What is being asked: Go through the records below line by line. Count the lines with "Statuto" and give the count alone.

Records for the exercise:
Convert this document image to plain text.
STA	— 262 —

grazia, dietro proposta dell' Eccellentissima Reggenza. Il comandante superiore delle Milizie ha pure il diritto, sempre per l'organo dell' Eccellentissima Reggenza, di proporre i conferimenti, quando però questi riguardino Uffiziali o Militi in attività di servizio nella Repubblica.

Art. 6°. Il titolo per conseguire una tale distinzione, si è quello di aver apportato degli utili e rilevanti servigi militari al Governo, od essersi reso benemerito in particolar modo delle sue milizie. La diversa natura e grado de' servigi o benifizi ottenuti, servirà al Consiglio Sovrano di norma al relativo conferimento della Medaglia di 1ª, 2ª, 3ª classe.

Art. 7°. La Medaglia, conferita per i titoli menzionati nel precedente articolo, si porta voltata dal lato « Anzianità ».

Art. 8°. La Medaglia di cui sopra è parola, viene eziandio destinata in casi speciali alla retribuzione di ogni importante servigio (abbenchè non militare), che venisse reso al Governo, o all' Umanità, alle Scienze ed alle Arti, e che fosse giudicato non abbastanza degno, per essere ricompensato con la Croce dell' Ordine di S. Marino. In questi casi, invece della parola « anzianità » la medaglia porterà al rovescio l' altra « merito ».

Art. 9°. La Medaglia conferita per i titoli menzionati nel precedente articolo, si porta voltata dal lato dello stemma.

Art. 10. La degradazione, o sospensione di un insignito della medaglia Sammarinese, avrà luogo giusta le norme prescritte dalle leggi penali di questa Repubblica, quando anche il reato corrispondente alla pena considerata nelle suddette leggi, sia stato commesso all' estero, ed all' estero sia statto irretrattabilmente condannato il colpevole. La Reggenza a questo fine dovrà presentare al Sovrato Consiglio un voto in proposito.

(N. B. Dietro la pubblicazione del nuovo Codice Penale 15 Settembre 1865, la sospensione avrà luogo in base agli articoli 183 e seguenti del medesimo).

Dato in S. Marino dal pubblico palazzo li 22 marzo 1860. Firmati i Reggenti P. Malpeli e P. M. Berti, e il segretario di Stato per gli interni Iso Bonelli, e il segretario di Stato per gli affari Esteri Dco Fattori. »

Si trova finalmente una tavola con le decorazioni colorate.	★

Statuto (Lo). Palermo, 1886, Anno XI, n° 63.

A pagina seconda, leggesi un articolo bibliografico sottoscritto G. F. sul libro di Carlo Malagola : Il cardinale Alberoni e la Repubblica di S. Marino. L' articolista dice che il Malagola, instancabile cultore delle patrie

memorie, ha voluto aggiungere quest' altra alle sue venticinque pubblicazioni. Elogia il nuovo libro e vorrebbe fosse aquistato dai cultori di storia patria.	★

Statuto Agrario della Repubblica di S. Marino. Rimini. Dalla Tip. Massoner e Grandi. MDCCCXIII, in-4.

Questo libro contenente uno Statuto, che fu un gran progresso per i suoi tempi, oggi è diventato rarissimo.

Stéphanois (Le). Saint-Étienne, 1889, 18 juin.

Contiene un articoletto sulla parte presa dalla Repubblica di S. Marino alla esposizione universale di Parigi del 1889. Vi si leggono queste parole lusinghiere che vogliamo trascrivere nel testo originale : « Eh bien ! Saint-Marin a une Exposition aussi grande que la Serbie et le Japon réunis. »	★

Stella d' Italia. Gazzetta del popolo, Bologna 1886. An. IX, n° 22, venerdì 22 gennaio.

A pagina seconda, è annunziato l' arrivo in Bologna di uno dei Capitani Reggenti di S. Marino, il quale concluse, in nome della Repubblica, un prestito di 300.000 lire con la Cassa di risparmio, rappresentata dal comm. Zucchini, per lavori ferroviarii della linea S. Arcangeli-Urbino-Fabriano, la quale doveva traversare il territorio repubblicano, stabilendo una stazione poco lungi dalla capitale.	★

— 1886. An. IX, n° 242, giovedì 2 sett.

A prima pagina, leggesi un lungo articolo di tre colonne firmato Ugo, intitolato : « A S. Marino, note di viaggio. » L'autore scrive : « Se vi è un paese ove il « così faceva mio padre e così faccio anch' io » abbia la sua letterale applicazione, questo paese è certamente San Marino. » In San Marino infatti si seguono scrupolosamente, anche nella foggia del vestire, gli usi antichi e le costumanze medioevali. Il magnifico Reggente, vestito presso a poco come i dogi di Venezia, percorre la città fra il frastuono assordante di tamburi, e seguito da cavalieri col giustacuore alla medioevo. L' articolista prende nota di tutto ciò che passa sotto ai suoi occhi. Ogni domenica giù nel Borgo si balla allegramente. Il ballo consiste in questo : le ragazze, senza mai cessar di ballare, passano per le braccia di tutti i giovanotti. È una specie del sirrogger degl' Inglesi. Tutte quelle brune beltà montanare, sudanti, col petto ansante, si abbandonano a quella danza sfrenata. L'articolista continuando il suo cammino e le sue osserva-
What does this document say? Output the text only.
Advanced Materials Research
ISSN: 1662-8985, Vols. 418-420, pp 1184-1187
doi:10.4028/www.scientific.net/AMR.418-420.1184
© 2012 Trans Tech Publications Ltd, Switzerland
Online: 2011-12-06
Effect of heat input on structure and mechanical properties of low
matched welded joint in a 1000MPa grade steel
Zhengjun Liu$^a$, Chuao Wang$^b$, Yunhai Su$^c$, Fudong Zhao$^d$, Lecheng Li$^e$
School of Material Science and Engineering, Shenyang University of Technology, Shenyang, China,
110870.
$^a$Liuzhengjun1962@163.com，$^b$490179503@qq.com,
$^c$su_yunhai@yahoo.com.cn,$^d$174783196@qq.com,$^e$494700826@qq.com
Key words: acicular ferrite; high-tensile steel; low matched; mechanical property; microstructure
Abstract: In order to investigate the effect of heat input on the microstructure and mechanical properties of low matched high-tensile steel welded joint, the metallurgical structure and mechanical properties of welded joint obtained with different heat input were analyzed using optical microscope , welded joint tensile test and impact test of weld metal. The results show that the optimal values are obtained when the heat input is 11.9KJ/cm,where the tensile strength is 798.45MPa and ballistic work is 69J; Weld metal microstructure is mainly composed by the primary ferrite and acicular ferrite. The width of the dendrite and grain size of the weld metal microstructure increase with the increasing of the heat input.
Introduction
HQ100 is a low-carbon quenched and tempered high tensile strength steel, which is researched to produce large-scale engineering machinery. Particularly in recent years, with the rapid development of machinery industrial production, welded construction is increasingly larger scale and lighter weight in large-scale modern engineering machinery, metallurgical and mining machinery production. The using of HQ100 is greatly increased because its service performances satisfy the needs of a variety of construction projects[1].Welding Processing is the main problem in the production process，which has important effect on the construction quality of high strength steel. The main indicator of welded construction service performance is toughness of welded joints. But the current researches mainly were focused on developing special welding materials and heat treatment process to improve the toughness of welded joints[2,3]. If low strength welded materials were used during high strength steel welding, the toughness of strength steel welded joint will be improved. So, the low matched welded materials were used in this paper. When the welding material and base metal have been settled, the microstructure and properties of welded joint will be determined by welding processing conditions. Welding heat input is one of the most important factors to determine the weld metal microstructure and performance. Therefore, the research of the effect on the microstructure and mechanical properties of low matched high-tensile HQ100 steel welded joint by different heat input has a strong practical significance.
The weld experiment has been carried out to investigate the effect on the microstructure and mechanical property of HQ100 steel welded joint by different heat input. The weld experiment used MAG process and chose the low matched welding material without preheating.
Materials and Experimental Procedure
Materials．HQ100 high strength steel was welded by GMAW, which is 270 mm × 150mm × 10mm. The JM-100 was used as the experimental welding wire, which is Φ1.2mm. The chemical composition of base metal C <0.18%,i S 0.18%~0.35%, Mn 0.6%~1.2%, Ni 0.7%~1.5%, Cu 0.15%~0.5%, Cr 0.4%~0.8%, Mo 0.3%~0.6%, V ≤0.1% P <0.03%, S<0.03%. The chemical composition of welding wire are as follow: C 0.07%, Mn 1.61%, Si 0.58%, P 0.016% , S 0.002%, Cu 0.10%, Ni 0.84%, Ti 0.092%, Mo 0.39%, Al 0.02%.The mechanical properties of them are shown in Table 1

Solution: 3